* **Entries provided**
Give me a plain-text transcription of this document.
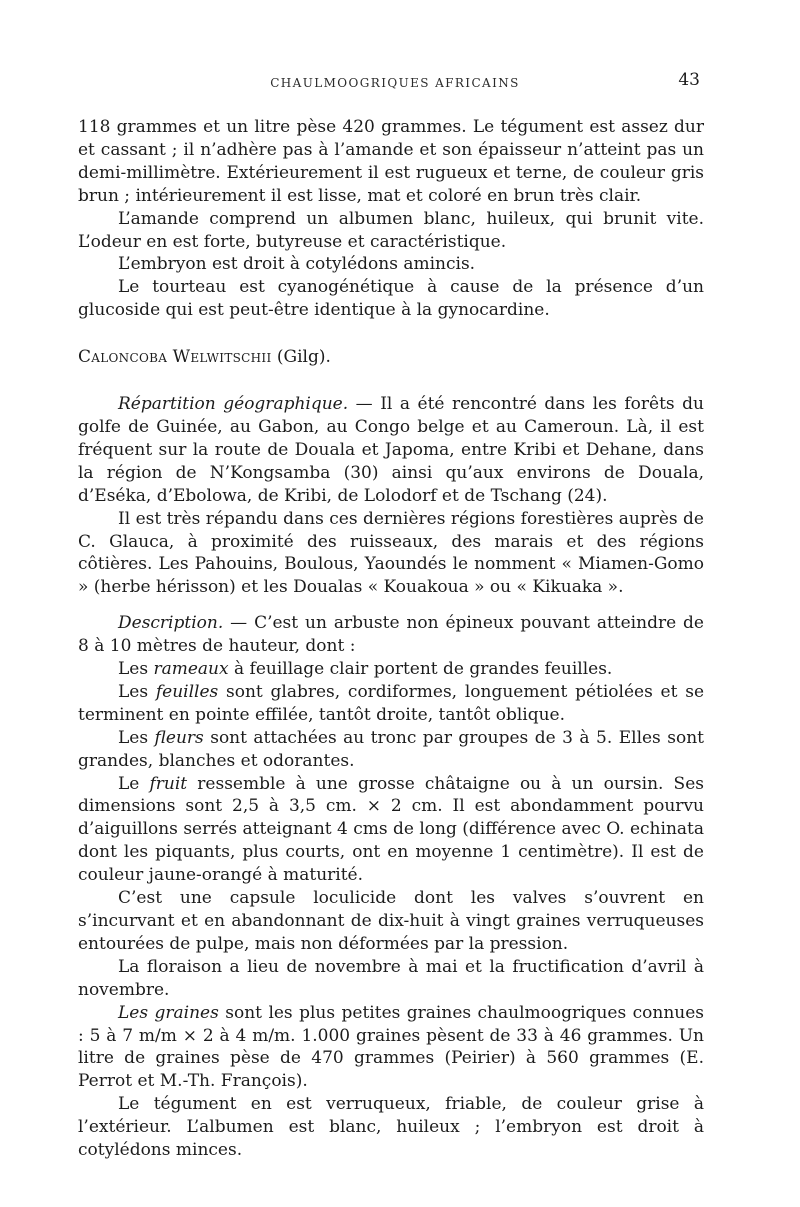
CHAULMOOGRIQUES AFRICAINS	43

118 grammes et un litre pèse 420 grammes. Le tégument est assez dur et cassant ; il n’adhère pas à l’amande et son épaisseur n’atteint pas un demi-millimètre. Extérieurement il est rugueux et terne, de couleur gris brun ; intérieurement il est lisse, mat et coloré en brun très clair.

L’amande comprend un albumen blanc, huileux, qui brunit vite. L’odeur en est forte, butyreuse et caractéristique.

L’embryon est droit à cotylédons amincis.

Le tourteau est cyanogénétique à cause de la présence d’un glucoside qui est peut-être identique à la gynocardine.

Caloncoba Welwitschii (Gilg).

Répartition géographique. — Il a été rencontré dans les forêts du golfe de Guinée, au Gabon, au Congo belge et au Cameroun. Là, il est fréquent sur la route de Douala et Japoma, entre Kribi et Dehane, dans la région de N’Kongsamba (30) ainsi qu’aux environs de Douala, d’Eséka, d’Ebolowa, de Kribi, de Lolodorf et de Tschang (24).

Il est très répandu dans ces dernières régions forestières auprès de C. Glauca, à proximité des ruisseaux, des marais et des régions côtières. Les Pahouins, Boulous, Yaoundés le nomment « Miamen-Gomo » (herbe hérisson) et les Doualas « Kouakoua » ou « Kikuaka ».

Description. — C’est un arbuste non épineux pouvant atteindre de 8 à 10 mètres de hauteur, dont :

Les rameaux à feuillage clair portent de grandes feuilles.

Les feuilles sont glabres, cordiformes, longuement pétiolées et se terminent en pointe effilée, tantôt droite, tantôt oblique.

Les fleurs sont attachées au tronc par groupes de 3 à 5. Elles sont grandes, blanches et odorantes.

Le fruit ressemble à une grosse châtaigne ou à un oursin. Ses dimensions sont 2,5 à 3,5 cm. × 2 cm. Il est abondamment pourvu d’aiguillons serrés atteignant 4 cms de long (différence avec O. echinata dont les piquants, plus courts, ont en moyenne 1 centimètre). Il est de couleur jaune-orangé à maturité.

C’est une capsule loculicide dont les valves s’ouvrent en s’incurvant et en abandonnant de dix-huit à vingt graines verruqueuses entourées de pulpe, mais non déformées par la pression.

La floraison a lieu de novembre à mai et la fructification d’avril à novembre.

Les graines sont les plus petites graines chaulmoogriques connues : 5 à 7 m/m × 2 à 4 m/m. 1.000 graines pèsent de 33 à 46 grammes. Un litre de graines pèse de 470 grammes (Peirier) à 560 grammes (E. Perrot et M.-Th. François).

Le tégument en est verruqueux, friable, de couleur grise à l’extérieur. L’albumen est blanc, huileux ; l’embryon est droit à cotylédons minces.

* **Problem**
Output every entry exactly as given; pictures are not part of the copy.

* **Full answer**
Give me a plain-text transcription of this document.
CHAULMOOGRIQUES AFRICAINS	43

118 grammes et un litre pèse 420 grammes. Le tégument est assez dur et cassant ; il n’adhère pas à l’amande et son épaisseur n’atteint pas un demi-millimètre. Extérieurement il est rugueux et terne, de couleur gris brun ; intérieurement il est lisse, mat et coloré en brun très clair.

L’amande comprend un albumen blanc, huileux, qui brunit vite. L’odeur en est forte, butyreuse et caractéristique.

L’embryon est droit à cotylédons amincis.

Le tourteau est cyanogénétique à cause de la présence d’un glucoside qui est peut-être identique à la gynocardine.

Caloncoba Welwitschii (Gilg).

Répartition géographique. — Il a été rencontré dans les forêts du golfe de Guinée, au Gabon, au Congo belge et au Cameroun. Là, il est fréquent sur la route de Douala et Japoma, entre Kribi et Dehane, dans la région de N’Kongsamba (30) ainsi qu’aux environs de Douala, d’Eséka, d’Ebolowa, de Kribi, de Lolodorf et de Tschang (24).

Il est très répandu dans ces dernières régions forestières auprès de C. Glauca, à proximité des ruisseaux, des marais et des régions côtières. Les Pahouins, Boulous, Yaoundés le nomment « Miamen-Gomo » (herbe hérisson) et les Doualas « Kouakoua » ou « Kikuaka ».

Description. — C’est un arbuste non épineux pouvant atteindre de 8 à 10 mètres de hauteur, dont :

Les rameaux à feuillage clair portent de grandes feuilles.

Les feuilles sont glabres, cordiformes, longuement pétiolées et se terminent en pointe effilée, tantôt droite, tantôt oblique.

Les fleurs sont attachées au tronc par groupes de 3 à 5. Elles sont grandes, blanches et odorantes.

Le fruit ressemble à une grosse châtaigne ou à un oursin. Ses dimensions sont 2,5 à 3,5 cm. × 2 cm. Il est abondamment pourvu d’aiguillons serrés atteignant 4 cms de long (différence avec O. echinata dont les piquants, plus courts, ont en moyenne 1 centimètre). Il est de couleur jaune-orangé à maturité.

C’est une capsule loculicide dont les valves s’ouvrent en s’incurvant et en abandonnant de dix-huit à vingt graines verruqueuses entourées de pulpe, mais non déformées par la pression.

La floraison a lieu de novembre à mai et la fructification d’avril à novembre.

Les graines sont les plus petites graines chaulmoogriques connues : 5 à 7 m/m × 2 à 4 m/m. 1.000 graines pèsent de 33 à 46 grammes. Un litre de graines pèse de 470 grammes (Peirier) à 560 grammes (E. Perrot et M.-Th. François).

Le tégument en est verruqueux, friable, de couleur grise à l’extérieur. L’albumen est blanc, huileux ; l’embryon est droit à cotylédons minces.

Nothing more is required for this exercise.